Whenever a line contains the string "ClimeChart", copy it out of the entries.

■ ■ ■ ■ ■ ■ ■

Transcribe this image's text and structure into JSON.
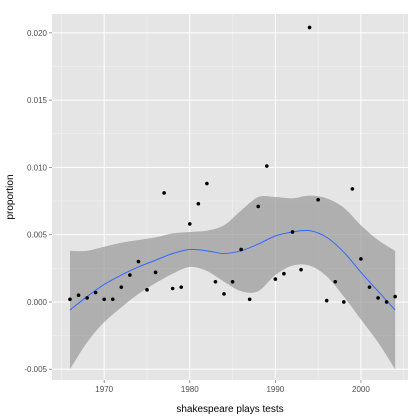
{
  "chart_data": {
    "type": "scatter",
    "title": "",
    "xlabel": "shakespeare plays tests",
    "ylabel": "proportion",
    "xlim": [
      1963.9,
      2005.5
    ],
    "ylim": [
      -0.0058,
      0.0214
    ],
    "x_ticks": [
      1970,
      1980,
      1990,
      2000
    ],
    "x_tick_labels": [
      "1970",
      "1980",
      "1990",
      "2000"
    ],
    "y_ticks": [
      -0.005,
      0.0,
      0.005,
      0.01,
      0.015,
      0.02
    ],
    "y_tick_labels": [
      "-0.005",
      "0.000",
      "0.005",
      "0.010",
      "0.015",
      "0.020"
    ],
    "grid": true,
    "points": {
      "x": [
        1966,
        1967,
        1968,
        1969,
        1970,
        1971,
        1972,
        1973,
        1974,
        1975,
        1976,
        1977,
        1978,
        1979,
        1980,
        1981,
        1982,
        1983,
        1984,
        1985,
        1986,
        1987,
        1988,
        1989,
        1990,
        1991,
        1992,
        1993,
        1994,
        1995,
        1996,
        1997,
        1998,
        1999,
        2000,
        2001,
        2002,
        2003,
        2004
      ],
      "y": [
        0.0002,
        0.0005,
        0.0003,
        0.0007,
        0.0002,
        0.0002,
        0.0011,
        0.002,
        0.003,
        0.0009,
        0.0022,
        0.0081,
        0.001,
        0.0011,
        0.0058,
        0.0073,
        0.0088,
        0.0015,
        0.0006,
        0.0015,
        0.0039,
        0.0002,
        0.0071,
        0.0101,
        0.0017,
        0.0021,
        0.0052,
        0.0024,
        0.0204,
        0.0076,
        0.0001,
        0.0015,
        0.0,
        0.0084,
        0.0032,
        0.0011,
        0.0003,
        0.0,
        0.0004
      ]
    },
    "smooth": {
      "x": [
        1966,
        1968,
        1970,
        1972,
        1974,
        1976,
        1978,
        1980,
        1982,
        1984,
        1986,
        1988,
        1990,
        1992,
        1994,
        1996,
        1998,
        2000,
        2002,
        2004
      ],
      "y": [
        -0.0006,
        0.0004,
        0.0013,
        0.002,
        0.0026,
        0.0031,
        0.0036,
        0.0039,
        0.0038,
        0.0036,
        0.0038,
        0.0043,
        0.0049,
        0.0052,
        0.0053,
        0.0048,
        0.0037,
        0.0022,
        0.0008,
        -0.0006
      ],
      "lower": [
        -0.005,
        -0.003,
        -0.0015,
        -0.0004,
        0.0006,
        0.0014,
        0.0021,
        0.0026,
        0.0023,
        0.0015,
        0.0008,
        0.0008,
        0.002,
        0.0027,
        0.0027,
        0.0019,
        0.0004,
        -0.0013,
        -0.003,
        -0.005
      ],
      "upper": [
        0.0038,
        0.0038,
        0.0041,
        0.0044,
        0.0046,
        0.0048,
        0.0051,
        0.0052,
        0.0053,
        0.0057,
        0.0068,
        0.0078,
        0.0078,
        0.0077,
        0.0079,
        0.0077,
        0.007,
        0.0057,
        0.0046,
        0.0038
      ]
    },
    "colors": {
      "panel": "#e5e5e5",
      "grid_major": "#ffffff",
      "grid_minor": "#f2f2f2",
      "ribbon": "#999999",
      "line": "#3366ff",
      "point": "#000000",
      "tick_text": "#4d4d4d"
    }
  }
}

■ ■ ■ ■ ■ ■ ■

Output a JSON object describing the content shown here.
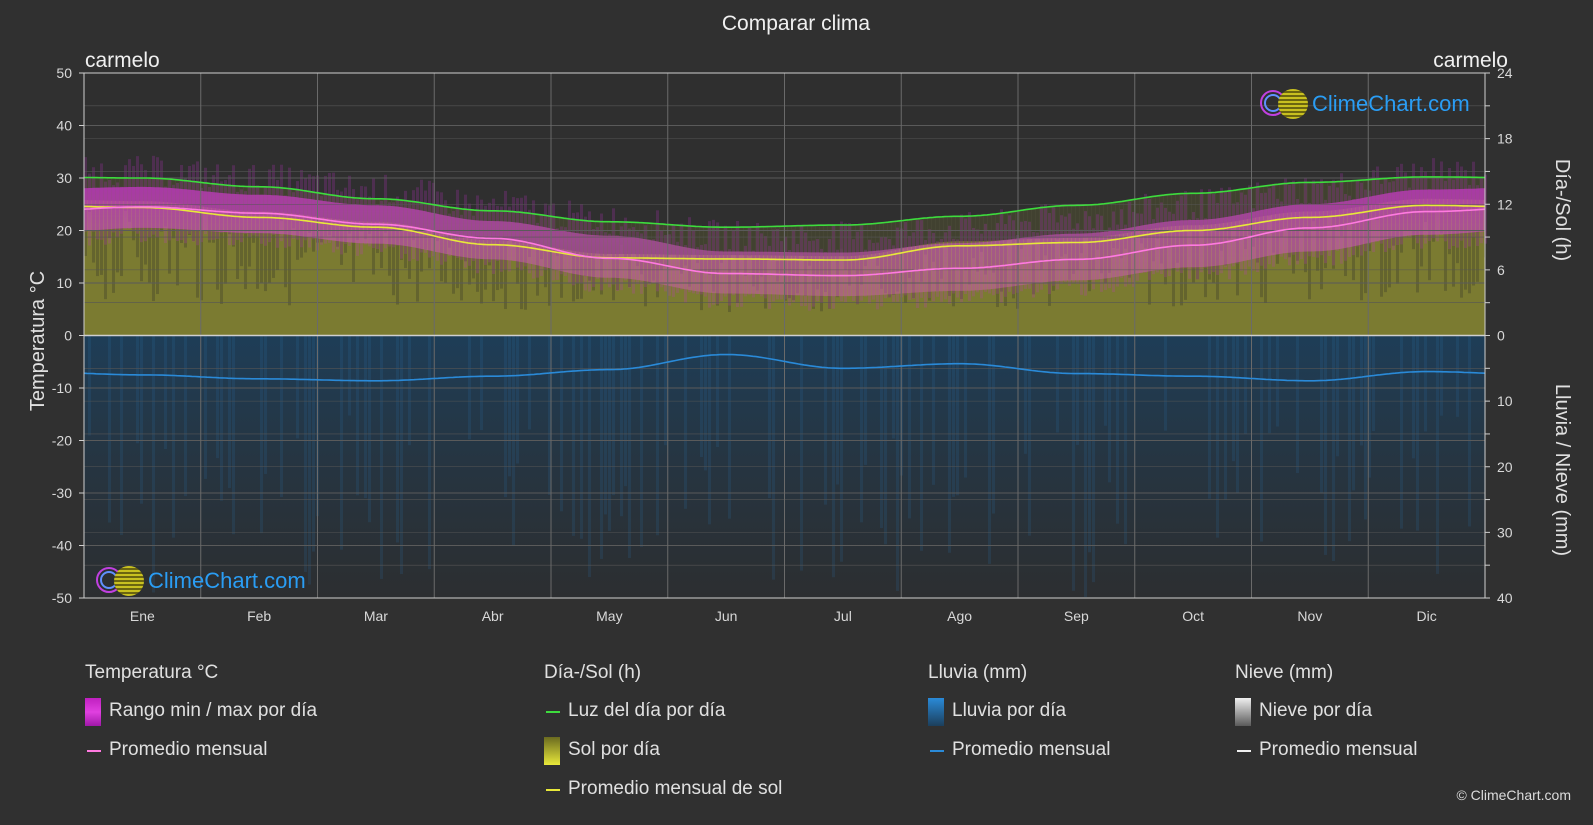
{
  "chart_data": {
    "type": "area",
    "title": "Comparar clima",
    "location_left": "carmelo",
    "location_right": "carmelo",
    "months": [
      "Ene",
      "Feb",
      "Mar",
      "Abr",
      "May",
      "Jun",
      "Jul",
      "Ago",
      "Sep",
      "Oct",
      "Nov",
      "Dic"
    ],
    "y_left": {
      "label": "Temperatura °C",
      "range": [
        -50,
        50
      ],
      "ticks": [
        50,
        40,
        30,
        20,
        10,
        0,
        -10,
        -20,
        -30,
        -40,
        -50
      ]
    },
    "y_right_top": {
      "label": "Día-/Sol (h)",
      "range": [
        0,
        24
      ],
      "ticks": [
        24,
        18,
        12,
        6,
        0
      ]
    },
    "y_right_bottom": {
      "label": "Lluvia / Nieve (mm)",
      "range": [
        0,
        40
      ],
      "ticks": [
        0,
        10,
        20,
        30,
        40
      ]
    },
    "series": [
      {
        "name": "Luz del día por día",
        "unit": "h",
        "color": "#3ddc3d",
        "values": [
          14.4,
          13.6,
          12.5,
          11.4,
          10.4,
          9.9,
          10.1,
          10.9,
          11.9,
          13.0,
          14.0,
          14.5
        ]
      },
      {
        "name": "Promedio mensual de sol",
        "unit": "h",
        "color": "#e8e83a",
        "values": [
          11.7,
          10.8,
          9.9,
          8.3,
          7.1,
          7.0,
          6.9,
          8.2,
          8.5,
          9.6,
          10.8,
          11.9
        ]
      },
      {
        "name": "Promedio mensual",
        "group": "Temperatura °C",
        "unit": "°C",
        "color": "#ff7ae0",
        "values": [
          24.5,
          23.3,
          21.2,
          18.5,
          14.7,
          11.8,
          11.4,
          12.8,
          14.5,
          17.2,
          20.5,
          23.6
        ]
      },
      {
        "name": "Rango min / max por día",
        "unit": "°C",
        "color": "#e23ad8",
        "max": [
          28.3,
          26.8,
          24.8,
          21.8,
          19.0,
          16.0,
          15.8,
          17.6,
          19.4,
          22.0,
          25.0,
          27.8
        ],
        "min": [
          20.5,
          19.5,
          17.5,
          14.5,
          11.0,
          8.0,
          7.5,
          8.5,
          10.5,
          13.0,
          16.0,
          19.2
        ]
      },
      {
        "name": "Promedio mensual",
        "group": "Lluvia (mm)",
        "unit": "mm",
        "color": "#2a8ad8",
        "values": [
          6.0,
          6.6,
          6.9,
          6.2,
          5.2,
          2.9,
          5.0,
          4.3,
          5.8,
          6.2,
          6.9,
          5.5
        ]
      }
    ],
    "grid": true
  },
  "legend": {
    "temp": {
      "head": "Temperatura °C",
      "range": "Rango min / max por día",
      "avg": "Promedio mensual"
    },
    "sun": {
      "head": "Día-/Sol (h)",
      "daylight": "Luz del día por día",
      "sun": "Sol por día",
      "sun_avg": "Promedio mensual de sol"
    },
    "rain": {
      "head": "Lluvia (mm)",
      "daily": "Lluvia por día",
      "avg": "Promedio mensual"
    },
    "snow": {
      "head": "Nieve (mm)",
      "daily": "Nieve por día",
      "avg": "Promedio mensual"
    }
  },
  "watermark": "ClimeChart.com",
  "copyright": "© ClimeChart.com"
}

■ ■ ■ ■ ■ ■ ■

**Task output:**
  "watermark": "ClimeChart.com",
  "copyright": "© ClimeChart.com"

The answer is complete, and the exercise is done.